▶ _Entries supplied_
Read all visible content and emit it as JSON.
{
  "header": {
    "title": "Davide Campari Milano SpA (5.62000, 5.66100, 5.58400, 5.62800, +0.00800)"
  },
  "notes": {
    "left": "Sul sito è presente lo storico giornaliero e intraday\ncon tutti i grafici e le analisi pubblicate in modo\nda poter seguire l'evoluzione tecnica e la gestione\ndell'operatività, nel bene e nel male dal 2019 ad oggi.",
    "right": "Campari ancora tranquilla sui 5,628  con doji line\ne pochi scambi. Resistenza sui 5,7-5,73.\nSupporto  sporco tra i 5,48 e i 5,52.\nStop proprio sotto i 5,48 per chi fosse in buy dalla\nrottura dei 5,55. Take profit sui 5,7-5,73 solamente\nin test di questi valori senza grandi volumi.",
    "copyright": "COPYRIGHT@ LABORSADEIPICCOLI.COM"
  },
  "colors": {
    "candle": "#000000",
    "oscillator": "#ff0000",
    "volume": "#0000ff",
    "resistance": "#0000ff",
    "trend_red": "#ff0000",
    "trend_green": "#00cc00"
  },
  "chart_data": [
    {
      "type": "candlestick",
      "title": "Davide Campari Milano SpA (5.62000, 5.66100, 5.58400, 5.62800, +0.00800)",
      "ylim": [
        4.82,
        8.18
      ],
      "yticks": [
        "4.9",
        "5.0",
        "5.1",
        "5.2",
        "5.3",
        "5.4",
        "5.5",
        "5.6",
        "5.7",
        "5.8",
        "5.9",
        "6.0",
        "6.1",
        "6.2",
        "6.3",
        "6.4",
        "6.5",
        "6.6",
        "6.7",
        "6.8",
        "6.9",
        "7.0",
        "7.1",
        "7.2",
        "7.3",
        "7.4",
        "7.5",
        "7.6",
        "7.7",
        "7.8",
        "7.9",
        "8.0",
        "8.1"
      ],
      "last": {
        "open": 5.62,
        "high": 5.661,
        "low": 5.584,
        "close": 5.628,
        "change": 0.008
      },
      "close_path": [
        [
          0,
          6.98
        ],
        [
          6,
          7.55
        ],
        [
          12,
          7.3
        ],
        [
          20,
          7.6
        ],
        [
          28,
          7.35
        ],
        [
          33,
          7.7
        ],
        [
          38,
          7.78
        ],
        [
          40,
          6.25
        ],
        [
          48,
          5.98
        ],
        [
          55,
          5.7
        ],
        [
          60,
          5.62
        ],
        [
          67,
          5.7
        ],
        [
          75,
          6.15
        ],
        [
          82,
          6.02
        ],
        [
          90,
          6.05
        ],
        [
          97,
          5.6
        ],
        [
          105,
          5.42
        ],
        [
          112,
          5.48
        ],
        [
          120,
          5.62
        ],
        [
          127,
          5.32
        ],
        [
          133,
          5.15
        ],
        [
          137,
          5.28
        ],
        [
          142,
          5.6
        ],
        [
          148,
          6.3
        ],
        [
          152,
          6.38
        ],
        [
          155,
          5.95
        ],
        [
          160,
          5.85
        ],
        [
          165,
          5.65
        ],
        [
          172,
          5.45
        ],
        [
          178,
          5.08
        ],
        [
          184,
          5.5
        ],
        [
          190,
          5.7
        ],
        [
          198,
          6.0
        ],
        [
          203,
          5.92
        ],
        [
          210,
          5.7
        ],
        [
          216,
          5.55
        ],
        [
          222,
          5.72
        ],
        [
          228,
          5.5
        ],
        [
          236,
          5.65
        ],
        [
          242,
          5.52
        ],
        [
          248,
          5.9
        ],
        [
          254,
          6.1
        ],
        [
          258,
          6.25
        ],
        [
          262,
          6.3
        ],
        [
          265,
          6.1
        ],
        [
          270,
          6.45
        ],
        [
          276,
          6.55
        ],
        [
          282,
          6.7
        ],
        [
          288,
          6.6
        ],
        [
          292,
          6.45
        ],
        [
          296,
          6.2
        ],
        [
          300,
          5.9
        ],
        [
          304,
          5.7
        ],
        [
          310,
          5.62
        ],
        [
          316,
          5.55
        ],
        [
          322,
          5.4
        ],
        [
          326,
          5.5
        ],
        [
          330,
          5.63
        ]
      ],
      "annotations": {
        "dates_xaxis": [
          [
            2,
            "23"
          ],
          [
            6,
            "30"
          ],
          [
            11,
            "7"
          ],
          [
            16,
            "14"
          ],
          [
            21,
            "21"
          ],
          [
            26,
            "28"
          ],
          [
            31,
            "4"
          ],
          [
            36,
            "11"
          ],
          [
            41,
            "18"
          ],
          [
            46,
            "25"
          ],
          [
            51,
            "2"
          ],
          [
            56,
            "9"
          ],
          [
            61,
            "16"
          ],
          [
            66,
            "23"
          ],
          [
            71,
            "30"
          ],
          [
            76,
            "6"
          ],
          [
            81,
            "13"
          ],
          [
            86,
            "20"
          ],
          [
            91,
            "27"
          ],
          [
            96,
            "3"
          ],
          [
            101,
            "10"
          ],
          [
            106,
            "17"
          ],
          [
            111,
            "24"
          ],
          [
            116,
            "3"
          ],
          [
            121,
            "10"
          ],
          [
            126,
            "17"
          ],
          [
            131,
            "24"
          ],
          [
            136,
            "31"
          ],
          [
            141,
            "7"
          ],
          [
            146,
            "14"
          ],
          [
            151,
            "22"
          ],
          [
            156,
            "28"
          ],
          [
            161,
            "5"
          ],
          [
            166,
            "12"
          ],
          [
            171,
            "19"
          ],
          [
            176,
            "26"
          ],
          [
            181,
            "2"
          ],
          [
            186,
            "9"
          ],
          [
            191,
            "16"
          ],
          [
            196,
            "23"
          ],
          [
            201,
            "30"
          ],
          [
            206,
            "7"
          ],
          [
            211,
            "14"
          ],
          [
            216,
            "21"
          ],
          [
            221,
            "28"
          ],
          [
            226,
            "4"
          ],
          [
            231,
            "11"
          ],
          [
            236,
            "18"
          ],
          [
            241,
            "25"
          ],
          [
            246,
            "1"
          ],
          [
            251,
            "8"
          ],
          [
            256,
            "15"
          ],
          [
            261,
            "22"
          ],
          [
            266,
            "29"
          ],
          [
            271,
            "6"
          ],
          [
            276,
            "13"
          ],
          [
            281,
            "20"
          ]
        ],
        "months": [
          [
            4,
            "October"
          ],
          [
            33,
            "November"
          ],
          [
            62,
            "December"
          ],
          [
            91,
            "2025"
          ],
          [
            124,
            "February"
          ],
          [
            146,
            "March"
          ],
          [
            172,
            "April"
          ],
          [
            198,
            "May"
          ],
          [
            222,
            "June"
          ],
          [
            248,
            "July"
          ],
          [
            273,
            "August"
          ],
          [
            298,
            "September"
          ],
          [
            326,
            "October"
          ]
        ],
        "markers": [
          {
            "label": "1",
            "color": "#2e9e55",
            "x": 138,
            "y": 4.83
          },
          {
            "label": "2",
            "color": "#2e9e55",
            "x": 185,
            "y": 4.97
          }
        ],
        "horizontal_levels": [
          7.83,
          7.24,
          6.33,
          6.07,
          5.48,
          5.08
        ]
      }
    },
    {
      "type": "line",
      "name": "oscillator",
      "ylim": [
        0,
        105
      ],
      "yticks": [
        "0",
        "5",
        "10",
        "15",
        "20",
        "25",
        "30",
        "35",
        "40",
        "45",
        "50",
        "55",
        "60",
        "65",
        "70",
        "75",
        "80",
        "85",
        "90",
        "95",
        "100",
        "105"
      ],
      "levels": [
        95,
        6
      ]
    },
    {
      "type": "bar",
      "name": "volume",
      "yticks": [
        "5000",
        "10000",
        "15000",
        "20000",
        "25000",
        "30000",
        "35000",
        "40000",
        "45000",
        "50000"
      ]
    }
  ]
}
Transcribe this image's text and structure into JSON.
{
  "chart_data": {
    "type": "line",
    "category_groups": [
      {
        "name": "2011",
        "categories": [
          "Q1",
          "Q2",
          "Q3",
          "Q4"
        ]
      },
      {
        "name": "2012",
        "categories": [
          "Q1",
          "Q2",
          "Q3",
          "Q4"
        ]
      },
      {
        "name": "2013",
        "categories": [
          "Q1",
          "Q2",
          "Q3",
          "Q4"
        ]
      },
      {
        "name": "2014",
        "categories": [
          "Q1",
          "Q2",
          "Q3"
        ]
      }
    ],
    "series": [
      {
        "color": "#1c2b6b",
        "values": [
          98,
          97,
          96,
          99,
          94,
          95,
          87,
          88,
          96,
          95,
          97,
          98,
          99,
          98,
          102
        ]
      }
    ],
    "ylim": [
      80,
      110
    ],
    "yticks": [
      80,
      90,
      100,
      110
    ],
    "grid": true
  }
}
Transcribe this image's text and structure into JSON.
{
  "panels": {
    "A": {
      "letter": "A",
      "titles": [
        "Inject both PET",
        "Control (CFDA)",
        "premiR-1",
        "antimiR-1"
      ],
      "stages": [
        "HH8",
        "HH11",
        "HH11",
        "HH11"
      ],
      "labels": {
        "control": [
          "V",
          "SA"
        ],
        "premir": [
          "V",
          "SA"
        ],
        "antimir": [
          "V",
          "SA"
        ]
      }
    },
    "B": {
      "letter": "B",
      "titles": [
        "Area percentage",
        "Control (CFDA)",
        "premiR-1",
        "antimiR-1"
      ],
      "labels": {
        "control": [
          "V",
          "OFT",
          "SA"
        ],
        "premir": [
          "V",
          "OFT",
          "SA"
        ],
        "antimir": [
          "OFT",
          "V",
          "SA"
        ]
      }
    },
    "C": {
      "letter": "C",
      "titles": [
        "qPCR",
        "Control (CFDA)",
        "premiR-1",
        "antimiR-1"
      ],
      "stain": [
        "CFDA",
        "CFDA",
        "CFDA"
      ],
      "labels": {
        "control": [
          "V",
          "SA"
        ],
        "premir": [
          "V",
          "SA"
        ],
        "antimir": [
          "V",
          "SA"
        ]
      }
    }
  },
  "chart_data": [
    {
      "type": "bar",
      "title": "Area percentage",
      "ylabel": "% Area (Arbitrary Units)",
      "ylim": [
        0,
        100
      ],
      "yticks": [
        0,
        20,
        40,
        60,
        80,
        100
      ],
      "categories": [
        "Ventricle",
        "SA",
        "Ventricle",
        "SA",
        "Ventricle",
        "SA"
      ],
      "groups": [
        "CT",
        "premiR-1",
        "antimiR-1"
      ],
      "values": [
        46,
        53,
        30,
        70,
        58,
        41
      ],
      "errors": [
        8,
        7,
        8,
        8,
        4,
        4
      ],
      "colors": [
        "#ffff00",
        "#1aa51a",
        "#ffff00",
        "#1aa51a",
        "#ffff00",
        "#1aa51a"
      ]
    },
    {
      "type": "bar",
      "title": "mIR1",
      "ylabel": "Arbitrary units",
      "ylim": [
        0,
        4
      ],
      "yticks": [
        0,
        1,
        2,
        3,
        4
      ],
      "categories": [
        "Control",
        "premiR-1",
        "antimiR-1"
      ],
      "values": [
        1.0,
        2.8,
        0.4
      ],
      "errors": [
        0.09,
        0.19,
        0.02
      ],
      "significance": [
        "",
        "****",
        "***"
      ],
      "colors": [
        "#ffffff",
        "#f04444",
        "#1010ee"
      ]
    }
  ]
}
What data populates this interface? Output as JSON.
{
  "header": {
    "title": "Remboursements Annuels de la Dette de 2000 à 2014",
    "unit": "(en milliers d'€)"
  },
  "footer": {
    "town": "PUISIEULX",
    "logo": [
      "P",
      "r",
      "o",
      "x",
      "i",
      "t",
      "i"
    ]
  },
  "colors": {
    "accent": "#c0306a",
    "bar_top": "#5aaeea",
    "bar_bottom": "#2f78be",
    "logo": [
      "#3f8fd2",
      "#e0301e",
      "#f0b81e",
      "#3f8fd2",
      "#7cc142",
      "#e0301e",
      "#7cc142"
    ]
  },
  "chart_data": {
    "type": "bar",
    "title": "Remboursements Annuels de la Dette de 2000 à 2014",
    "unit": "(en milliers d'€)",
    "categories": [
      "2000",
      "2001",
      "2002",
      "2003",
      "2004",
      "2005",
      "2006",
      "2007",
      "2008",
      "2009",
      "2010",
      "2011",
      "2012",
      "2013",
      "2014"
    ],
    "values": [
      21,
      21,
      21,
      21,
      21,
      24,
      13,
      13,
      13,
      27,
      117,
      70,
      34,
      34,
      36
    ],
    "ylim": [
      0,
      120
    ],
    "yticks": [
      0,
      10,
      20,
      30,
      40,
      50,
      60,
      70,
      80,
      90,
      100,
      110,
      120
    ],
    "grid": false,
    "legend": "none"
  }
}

▶ _Exercise description_
Pull out and copy each line containing the string "Milano".

▶ _Exercise output_
    "title": "Davide Campari Milano SpA (5.62000, 5.66100, 5.58400, 5.62800, +0.00800)"
      "title": "Davide Campari Milano SpA (5.62000, 5.66100, 5.58400, 5.62800, +0.00800)",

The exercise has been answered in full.